» **Supplied records**
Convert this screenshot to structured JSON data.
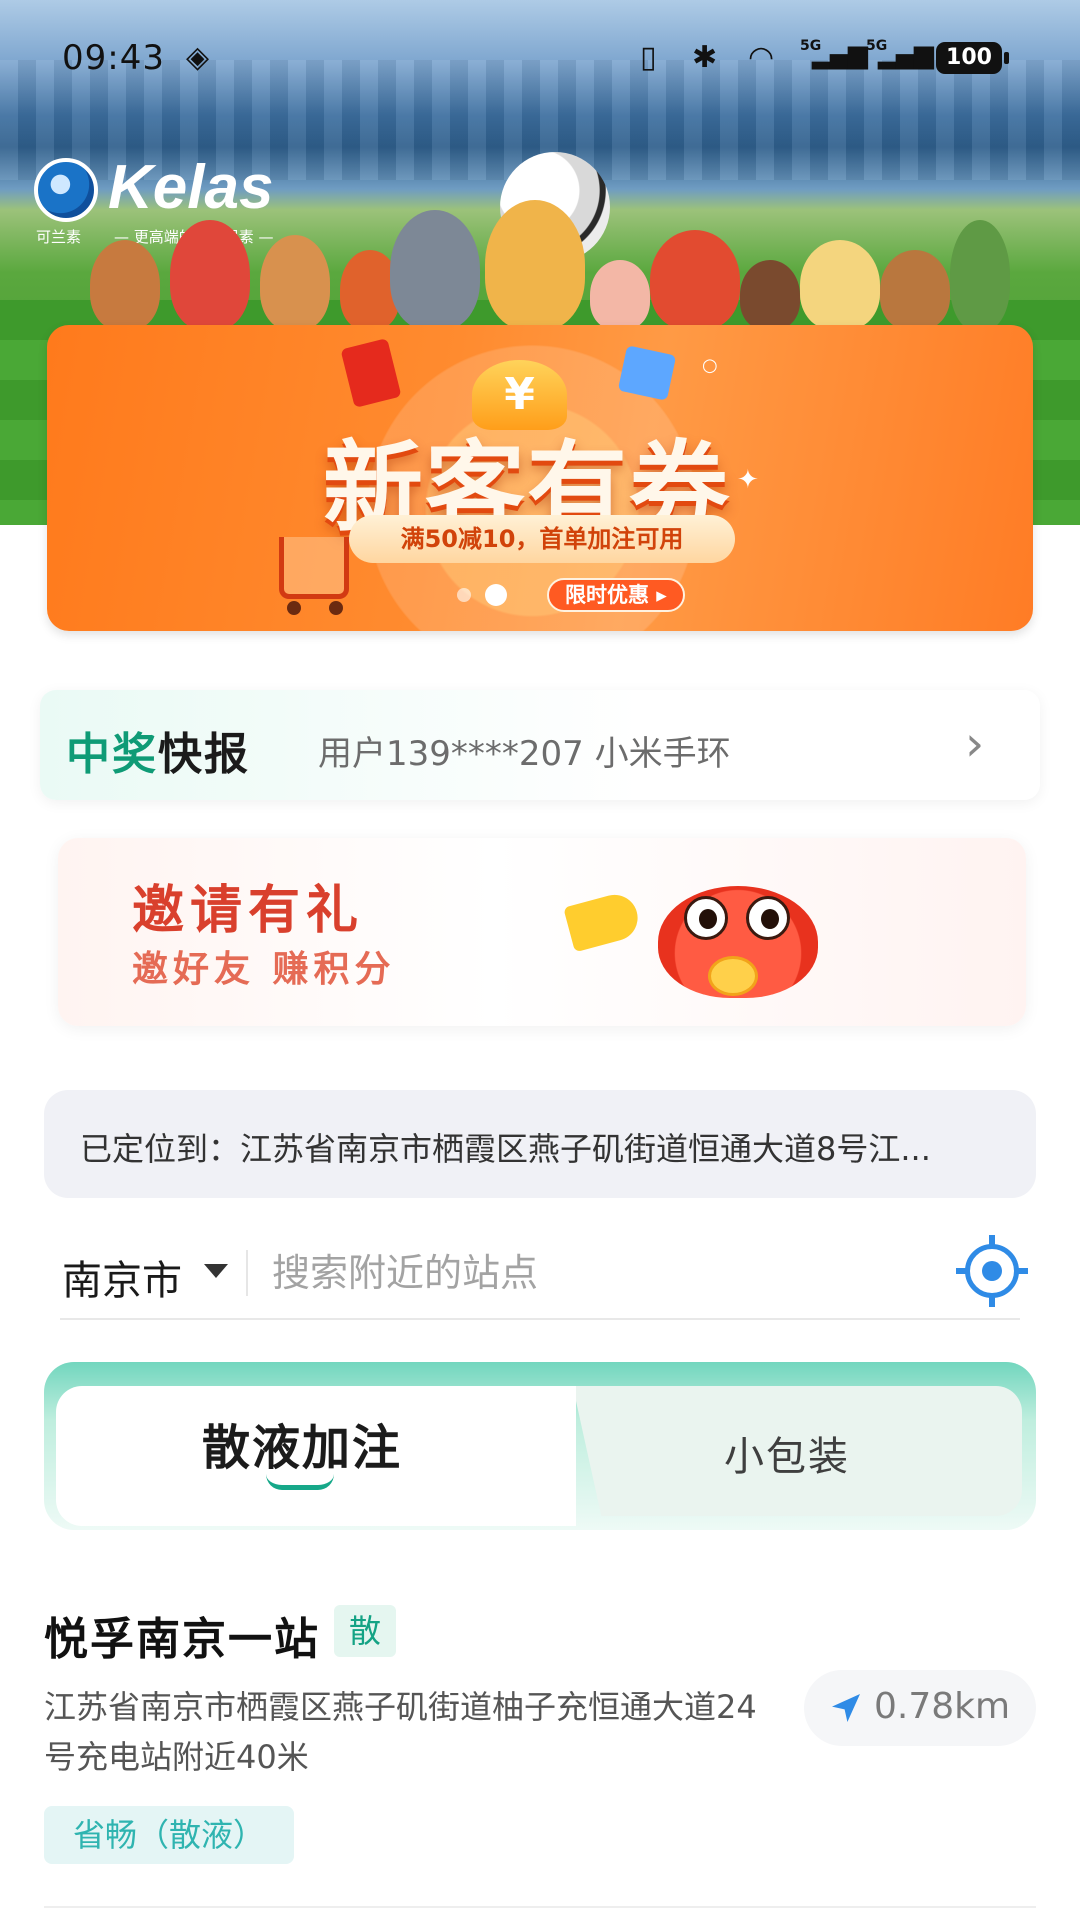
{
  "status_bar": {
    "time": "09:43",
    "network_1": "5G",
    "network_2": "5G",
    "battery": "100"
  },
  "hero": {
    "logo_text": "Kelas",
    "logo_cn": "可兰素",
    "logo_slogan": "— 更高端的车用尿素 —"
  },
  "banner": {
    "title": "新客有券",
    "subtitle": "满50减10，首单加注可用",
    "badge": "限时优惠 ▸",
    "yen_symbol": "¥",
    "slide_count": 2,
    "active_slide": 2
  },
  "news": {
    "title_green": "中奖",
    "title_dark": "快报",
    "text": "用户139****207 小米手环"
  },
  "invite": {
    "title": "邀请有礼",
    "subtitle": "邀好友  赚积分"
  },
  "location": {
    "text": "已定位到：江苏省南京市栖霞区燕子矶街道恒通大道8号江..."
  },
  "search": {
    "city": "南京市",
    "placeholder": "搜索附近的站点",
    "value": ""
  },
  "tabs": [
    {
      "label": "散液加注",
      "active": true
    },
    {
      "label": "小包装",
      "active": false
    }
  ],
  "station": {
    "name": "悦孚南京一站",
    "type_tag": "散",
    "address": "江苏省南京市栖霞区燕子矶街道柚子充恒通大道24号充电站附近40米",
    "distance": "0.78km",
    "fuel_tag": "省畅（散液）"
  },
  "colors": {
    "brand_green": "#14a385",
    "banner_orange": "#ff8b2f",
    "invite_red": "#d9402d",
    "accent_blue": "#2f8be6"
  }
}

» **Aim of the task**
Write every record out again exactly; no pictures belong in the copy.

» **The reply**
Convert this screenshot to structured JSON data.
{
  "status_bar": {
    "time": "09:43",
    "network_1": "5G",
    "network_2": "5G",
    "battery": "100"
  },
  "hero": {
    "logo_text": "Kelas",
    "logo_cn": "可兰素",
    "logo_slogan": "— 更高端的车用尿素 —"
  },
  "banner": {
    "title": "新客有券",
    "subtitle": "满50减10，首单加注可用",
    "badge": "限时优惠 ▸",
    "yen_symbol": "¥",
    "slide_count": 2,
    "active_slide": 2
  },
  "news": {
    "title_green": "中奖",
    "title_dark": "快报",
    "text": "用户139****207 小米手环"
  },
  "invite": {
    "title": "邀请有礼",
    "subtitle": "邀好友  赚积分"
  },
  "location": {
    "text": "已定位到：江苏省南京市栖霞区燕子矶街道恒通大道8号江..."
  },
  "search": {
    "city": "南京市",
    "placeholder": "搜索附近的站点",
    "value": ""
  },
  "tabs": [
    {
      "label": "散液加注",
      "active": true
    },
    {
      "label": "小包装",
      "active": false
    }
  ],
  "station": {
    "name": "悦孚南京一站",
    "type_tag": "散",
    "address": "江苏省南京市栖霞区燕子矶街道柚子充恒通大道24号充电站附近40米",
    "distance": "0.78km",
    "fuel_tag": "省畅（散液）"
  },
  "colors": {
    "brand_green": "#14a385",
    "banner_orange": "#ff8b2f",
    "invite_red": "#d9402d",
    "accent_blue": "#2f8be6"
  }
}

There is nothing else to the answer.